Required task.
Omit the pictures, then reproduce every remaining record exactly.

(Stored items)

++++

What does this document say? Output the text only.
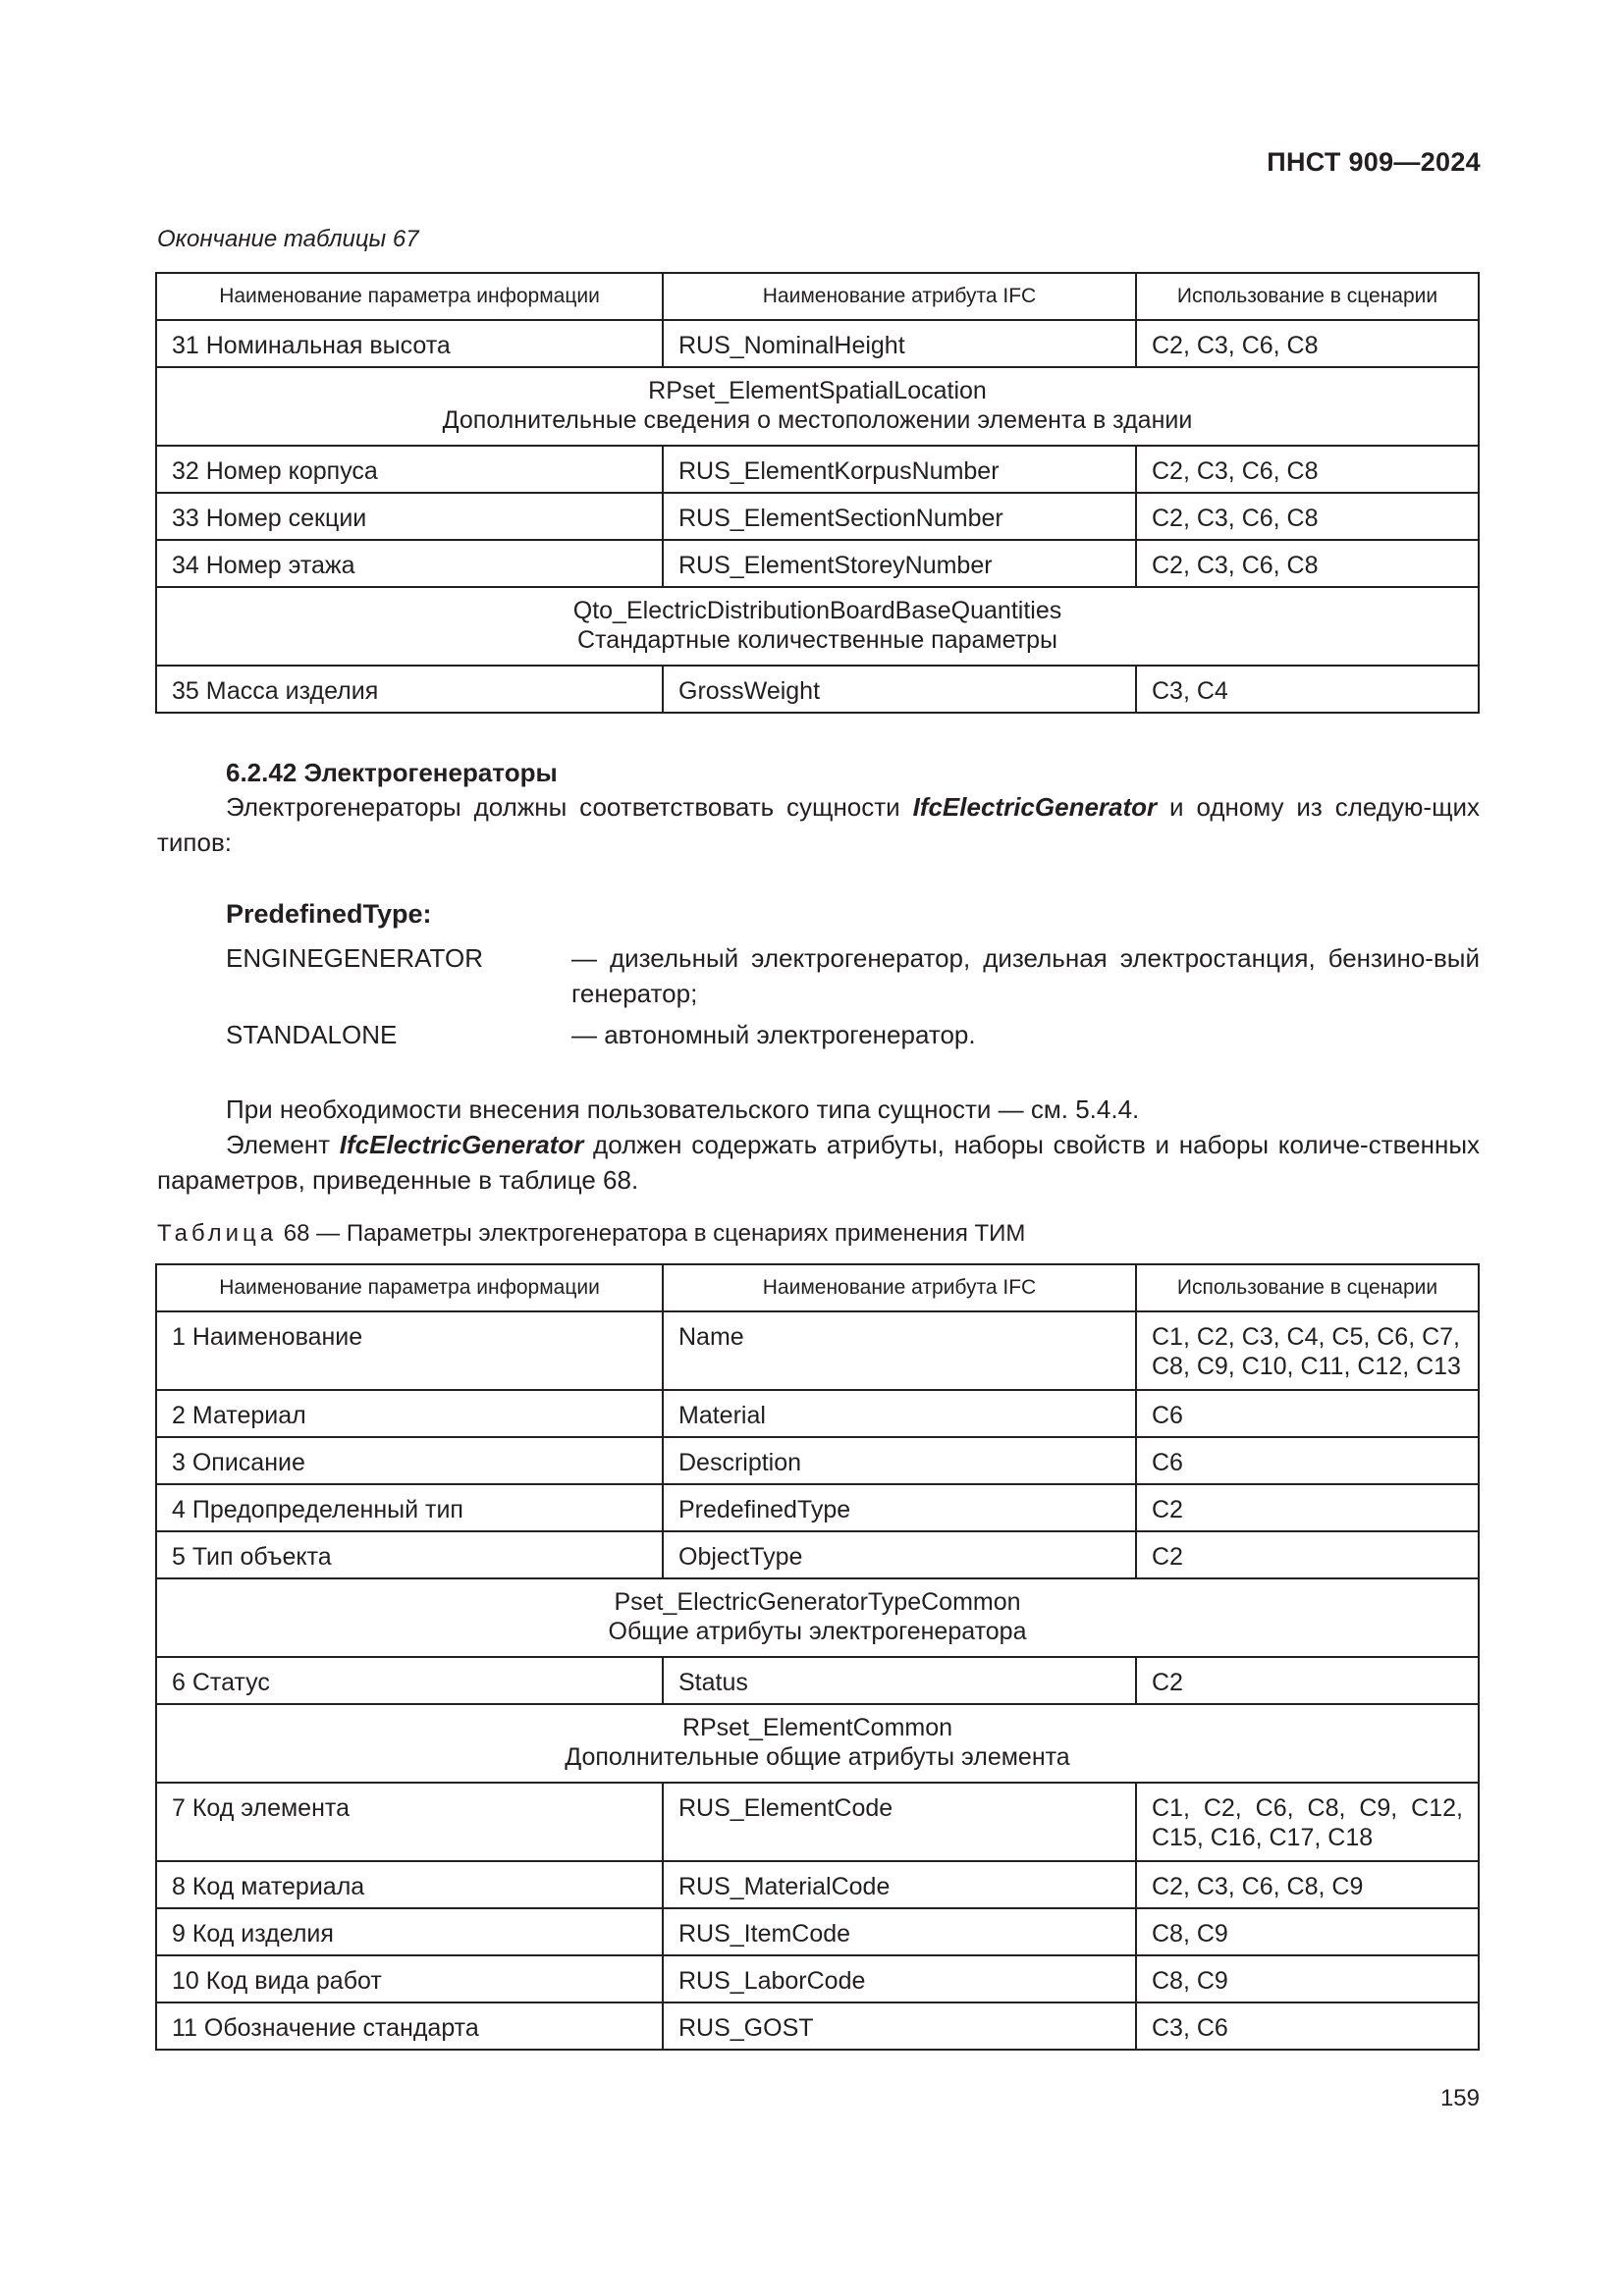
ПНСТ 909—2024
Окончание таблицы 67
Наименование параметра информации	Наименование атрибута IFC	Использование в сценарии
31 Номинальная высота	RUS_NominalHeight	C2, C3, C6, C8

RPset_ElementSpatialLocation
Дополнительные сведения о местоположении элемента в здании		

32 Номер корпуса	RUS_ElementKorpusNumber	C2, C3, C6, C8
33 Номер секции	RUS_ElementSectionNumber	C2, C3, C6, C8
34 Номер этажа	RUS_ElementStoreyNumber	C2, C3, C6, C8

Qto_ElectricDistributionBoardBaseQuantities
Стандартные количественные параметры		

35 Масса изделия	GrossWeight	C3, C4
6.2.42 Электрогенераторы
Электрогенераторы должны соответствовать сущности IfcElectricGenerator и одному из следую-щих типов:
PredefinedType:
ENGINEGENERATOR	— дизельный электрогенератор, дизельная электростанция, бензино-вый генератор;
STANDALONE	— автономный электрогенератор.
При необходимости внесения пользовательского типа сущности — см. 5.4.4.
Элемент IfcElectricGenerator должен содержать атрибуты, наборы свойств и наборы количе-ственных параметров, приведенные в таблице 68.
Таблица 68 — Параметры электрогенератора в сценариях применения ТИМ
Наименование параметра информации	Наименование атрибута IFC	Использование в сценарии
1 Наименование	Name	C1, C2, C3, C4, C5, C6, C7, C8, C9, C10, C11, C12, C13
2 Материал	Material	C6
3 Описание	Description	C6
4 Предопределенный тип	PredefinedType	C2
5 Тип объекта	ObjectType	C2

Pset_ElectricGeneratorTypeCommon
Общие атрибуты электрогенератора		

6 Статус	Status	C2

RPset_ElementCommon
Дополнительные общие атрибуты элемента		

7 Код элемента	RUS_ElementCode	C1, C2, C6, C8, C9, C12, C15, C16, C17, C18
8 Код материала	RUS_MaterialCode	C2, C3, C6, C8, C9
9 Код изделия	RUS_ItemCode	C8, C9
10 Код вида работ	RUS_LaborCode	C8, C9
11 Обозначение стандарта	RUS_GOST	C3, C6
159
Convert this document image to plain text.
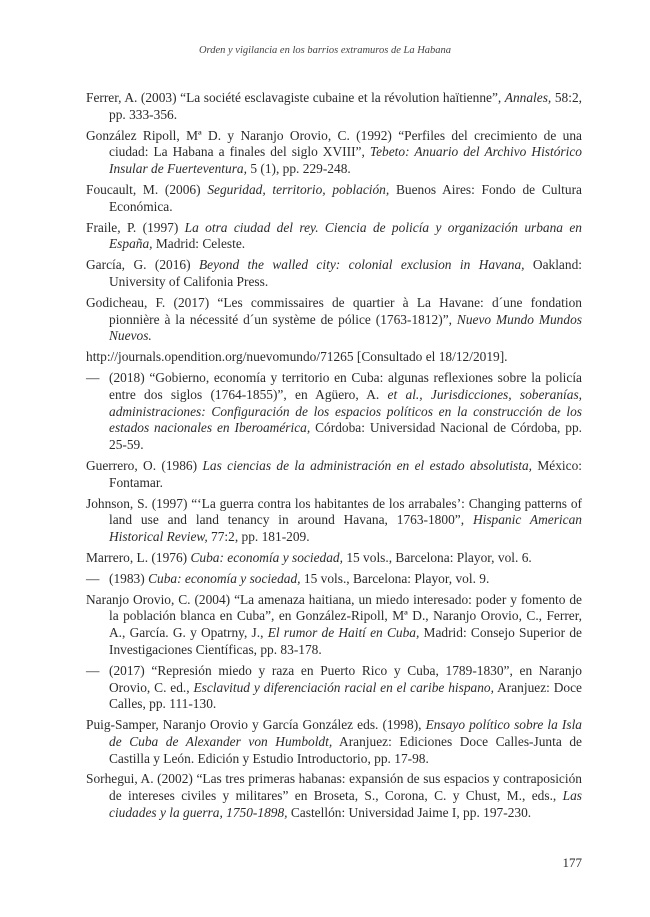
Orden y vigilancia en los barrios extramuros de La Habana

Ferrer, A. (2003) “La société esclavagiste cubaine et la révolution haïtienne”, Annales, 58:2, pp. 333-356.

González Ripoll, Mª D. y Naranjo Orovio, C. (1992) “Perfiles del crecimiento de una ciudad: La Habana a finales del siglo XVIII”, Tebeto: Anuario del Archivo Histórico Insular de Fuerteventura, 5 (1), pp. 229-248.

Foucault, M. (2006) Seguridad, territorio, población, Buenos Aires: Fondo de Cultura Económica.

Fraile, P. (1997) La otra ciudad del rey. Ciencia de policía y organización urbana en España, Madrid: Celeste.

García, G. (2016) Beyond the walled city: colonial exclusion in Havana, Oakland: University of Califonia Press.

Godicheau, F. (2017) “Les commissaires de quartier à La Havane: d´une fondation pionnière à la nécessité d´un système de pólice (1763-1812)”, Nuevo Mundo Mundos Nuevos.

http://journals.opendition.org/nuevomundo/71265 [Consultado el 18/12/2019].

— (2018) “Gobierno, economía y territorio en Cuba: algunas reflexiones sobre la policía entre dos siglos (1764-1855)”, en Agüero, A. et al., Jurisdicciones, soberanías, administraciones: Configuración de los espacios políticos en la construcción de los estados nacionales en Iberoamérica, Córdoba: Universidad Nacional de Córdoba, pp. 25-59.

Guerrero, O. (1986) Las ciencias de la administración en el estado absolutista, México: Fontamar.

Johnson, S. (1997) “‘La guerra contra los habitantes de los arrabales’: Changing patterns of land use and land tenancy in around Havana, 1763-1800”, Hispanic American Historical Review, 77:2, pp. 181-209.

Marrero, L. (1976) Cuba: economía y sociedad, 15 vols., Barcelona: Playor, vol. 6.

— (1983) Cuba: economía y sociedad, 15 vols., Barcelona: Playor, vol. 9.

Naranjo Orovio, C. (2004) “La amenaza haitiana, un miedo interesado: poder y fomento de la población blanca en Cuba”, en González-Ripoll, Mª D., Naranjo Orovio, C., Ferrer, A., García. G. y Opatrny, J., El rumor de Haití en Cuba, Madrid: Consejo Superior de Investigaciones Científicas, pp. 83-178.

— (2017) “Represión miedo y raza en Puerto Rico y Cuba, 1789-1830”, en Naranjo Orovio, C. ed., Esclavitud y diferenciación racial en el caribe hispano, Aranjuez: Doce Calles, pp. 111-130.

Puig-Samper, Naranjo Orovio y García González eds. (1998), Ensayo político sobre la Isla de Cuba de Alexander von Humboldt, Aranjuez: Ediciones Doce Calles-Junta de Castilla y León. Edición y Estudio Introductorio, pp. 17-98.

Sorhegui, A. (2002) “Las tres primeras habanas: expansión de sus espacios y contraposición de intereses civiles y militares” en Broseta, S., Corona, C. y Chust, M., eds., Las ciudades y la guerra, 1750-1898, Castellón: Universidad Jaime I, pp. 197-230.

177
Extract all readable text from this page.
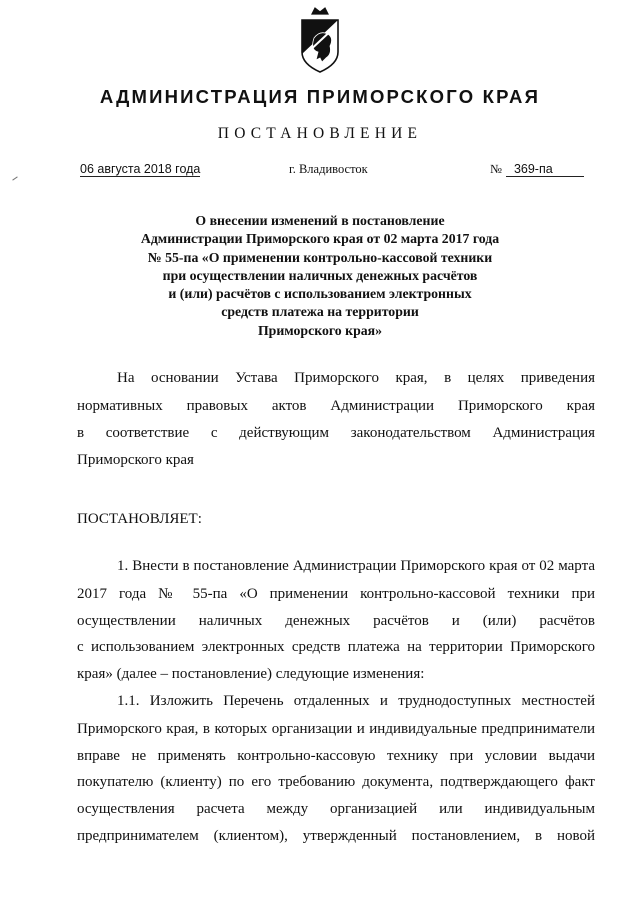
АДМИНИСТРАЦИЯ ПРИМОРСКОГО КРАЯ
ПОСТАНОВЛЕНИЕ
06 августа 2018 года	г. Владивосток	№ 369-па
О внесении изменений в постановление
Администрации Приморского края от 02 марта 2017 года
№ 55-па «О применении контрольно-кассовой техники
при осуществлении наличных денежных расчётов
и (или) расчётов с использованием электронных
средств платежа на территории
Приморского края»
На основании Устава Приморского края, в целях приведения
нормативных правовых актов Администрации Приморского края
в соответствие с действующим законодательством Администрация
Приморского края
ПОСТАНОВЛЯЕТ:
1. Внести в постановление Администрации Приморского края от 02 марта
2017 года № 55-па «О применении контрольно-кассовой техники при
осуществлении наличных денежных расчётов и (или) расчётов
с использованием электронных средств платежа на территории Приморского
края» (далее – постановление) следующие изменения:
1.1. Изложить Перечень отдаленных и труднодоступных местностей
Приморского края, в которых организации и индивидуальные предприниматели
вправе не применять контрольно-кассовую технику при условии выдачи
покупателю (клиенту) по его требованию документа, подтверждающего факт
осуществления расчета между организацией или индивидуальным
предпринимателем (клиентом), утвержденный постановлением, в новой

++++

Complete answer.
What does this document say? Output the text only.
ПНСТ 909—2024
Окончание таблицы 67
Наименование параметра информации	Наименование атрибута IFC	Использование в сценарии
31 Номинальная высота	RUS_NominalHeight	C2, C3, C6, C8

RPset_ElementSpatialLocation
Дополнительные сведения о местоположении элемента в здании		

32 Номер корпуса	RUS_ElementKorpusNumber	C2, C3, C6, C8
33 Номер секции	RUS_ElementSectionNumber	C2, C3, C6, C8
34 Номер этажа	RUS_ElementStoreyNumber	C2, C3, C6, C8

Qto_ElectricDistributionBoardBaseQuantities
Стандартные количественные параметры		

35 Масса изделия	GrossWeight	C3, C4
6.2.42 Электрогенераторы
Электрогенераторы должны соответствовать сущности IfcElectricGenerator и одному из следую-щих типов:
PredefinedType:
ENGINEGENERATOR	— дизельный электрогенератор, дизельная электростанция, бензино-вый генератор;
STANDALONE	— автономный электрогенератор.
При необходимости внесения пользовательского типа сущности — см. 5.4.4.
Элемент IfcElectricGenerator должен содержать атрибуты, наборы свойств и наборы количе-ственных параметров, приведенные в таблице 68.
Таблица 68 — Параметры электрогенератора в сценариях применения ТИМ
Наименование параметра информации	Наименование атрибута IFC	Использование в сценарии
1 Наименование	Name	C1, C2, C3, C4, C5, C6, C7, C8, C9, C10, C11, C12, C13
2 Материал	Material	C6
3 Описание	Description	C6
4 Предопределенный тип	PredefinedType	C2
5 Тип объекта	ObjectType	C2

Pset_ElectricGeneratorTypeCommon
Общие атрибуты электрогенератора		

6 Статус	Status	C2

RPset_ElementCommon
Дополнительные общие атрибуты элемента		

7 Код элемента	RUS_ElementCode	C1, C2, C6, C8, C9, C12, C15, C16, C17, C18
8 Код материала	RUS_MaterialCode	C2, C3, C6, C8, C9
9 Код изделия	RUS_ItemCode	C8, C9
10 Код вида работ	RUS_LaborCode	C8, C9
11 Обозначение стандарта	RUS_GOST	C3, C6
159
Convert this document image to plain text.
Orden y vigilancia en los barrios extramuros de La Habana

Ferrer, A. (2003) “La société esclavagiste cubaine et la révolution haïtienne”, Annales, 58:2, pp. 333-356.

González Ripoll, Mª D. y Naranjo Orovio, C. (1992) “Perfiles del crecimiento de una ciudad: La Habana a finales del siglo XVIII”, Tebeto: Anuario del Archivo Histórico Insular de Fuerteventura, 5 (1), pp. 229-248.

Foucault, M. (2006) Seguridad, territorio, población, Buenos Aires: Fondo de Cultura Económica.

Fraile, P. (1997) La otra ciudad del rey. Ciencia de policía y organización urbana en España, Madrid: Celeste.

García, G. (2016) Beyond the walled city: colonial exclusion in Havana, Oakland: University of Califonia Press.

Godicheau, F. (2017) “Les commissaires de quartier à La Havane: d´une fondation pionnière à la nécessité d´un système de pólice (1763-1812)”, Nuevo Mundo Mundos Nuevos.

http://journals.opendition.org/nuevomundo/71265 [Consultado el 18/12/2019].

— (2018) “Gobierno, economía y territorio en Cuba: algunas reflexiones sobre la policía entre dos siglos (1764-1855)”, en Agüero, A. et al., Jurisdicciones, soberanías, administraciones: Configuración de los espacios políticos en la construcción de los estados nacionales en Iberoamérica, Córdoba: Universidad Nacional de Córdoba, pp. 25-59.

Guerrero, O. (1986) Las ciencias de la administración en el estado absolutista, México: Fontamar.

Johnson, S. (1997) “‘La guerra contra los habitantes de los arrabales’: Changing patterns of land use and land tenancy in around Havana, 1763-1800”, Hispanic American Historical Review, 77:2, pp. 181-209.

Marrero, L. (1976) Cuba: economía y sociedad, 15 vols., Barcelona: Playor, vol. 6.

— (1983) Cuba: economía y sociedad, 15 vols., Barcelona: Playor, vol. 9.

Naranjo Orovio, C. (2004) “La amenaza haitiana, un miedo interesado: poder y fomento de la población blanca en Cuba”, en González-Ripoll, Mª D., Naranjo Orovio, C., Ferrer, A., García. G. y Opatrny, J., El rumor de Haití en Cuba, Madrid: Consejo Superior de Investigaciones Científicas, pp. 83-178.

— (2017) “Represión miedo y raza en Puerto Rico y Cuba, 1789-1830”, en Naranjo Orovio, C. ed., Esclavitud y diferenciación racial en el caribe hispano, Aranjuez: Doce Calles, pp. 111-130.

Puig-Samper, Naranjo Orovio y García González eds. (1998), Ensayo político sobre la Isla de Cuba de Alexander von Humboldt, Aranjuez: Ediciones Doce Calles-Junta de Castilla y León. Edición y Estudio Introductorio, pp. 17-98.

Sorhegui, A. (2002) “Las tres primeras habanas: expansión de sus espacios y contraposición de intereses civiles y militares” en Broseta, S., Corona, C. y Chust, M., eds., Las ciudades y la guerra, 1750-1898, Castellón: Universidad Jaime I, pp. 197-230.

177
Extract all readable text from this page.
АДМИНИСТРАЦИЯ ПРИМОРСКОГО КРАЯ
ПОСТАНОВЛЕНИЕ
06 августа 2018 года	г. Владивосток	№ 369-па
О внесении изменений в постановление
Администрации Приморского края от 02 марта 2017 года
№ 55-па «О применении контрольно-кассовой техники
при осуществлении наличных денежных расчётов
и (или) расчётов с использованием электронных
средств платежа на территории
Приморского края»
На основании Устава Приморского края, в целях приведения
нормативных правовых актов Администрации Приморского края
в соответствие с действующим законодательством Администрация
Приморского края
ПОСТАНОВЛЯЕТ:
1. Внести в постановление Администрации Приморского края от 02 марта
2017 года № 55-па «О применении контрольно-кассовой техники при
осуществлении наличных денежных расчётов и (или) расчётов
с использованием электронных средств платежа на территории Приморского
края» (далее – постановление) следующие изменения:
1.1. Изложить Перечень отдаленных и труднодоступных местностей
Приморского края, в которых организации и индивидуальные предприниматели
вправе не применять контрольно-кассовую технику при условии выдачи
покупателю (клиенту) по его требованию документа, подтверждающего факт
осуществления расчета между организацией или индивидуальным
предпринимателем (клиентом), утвержденный постановлением, в новой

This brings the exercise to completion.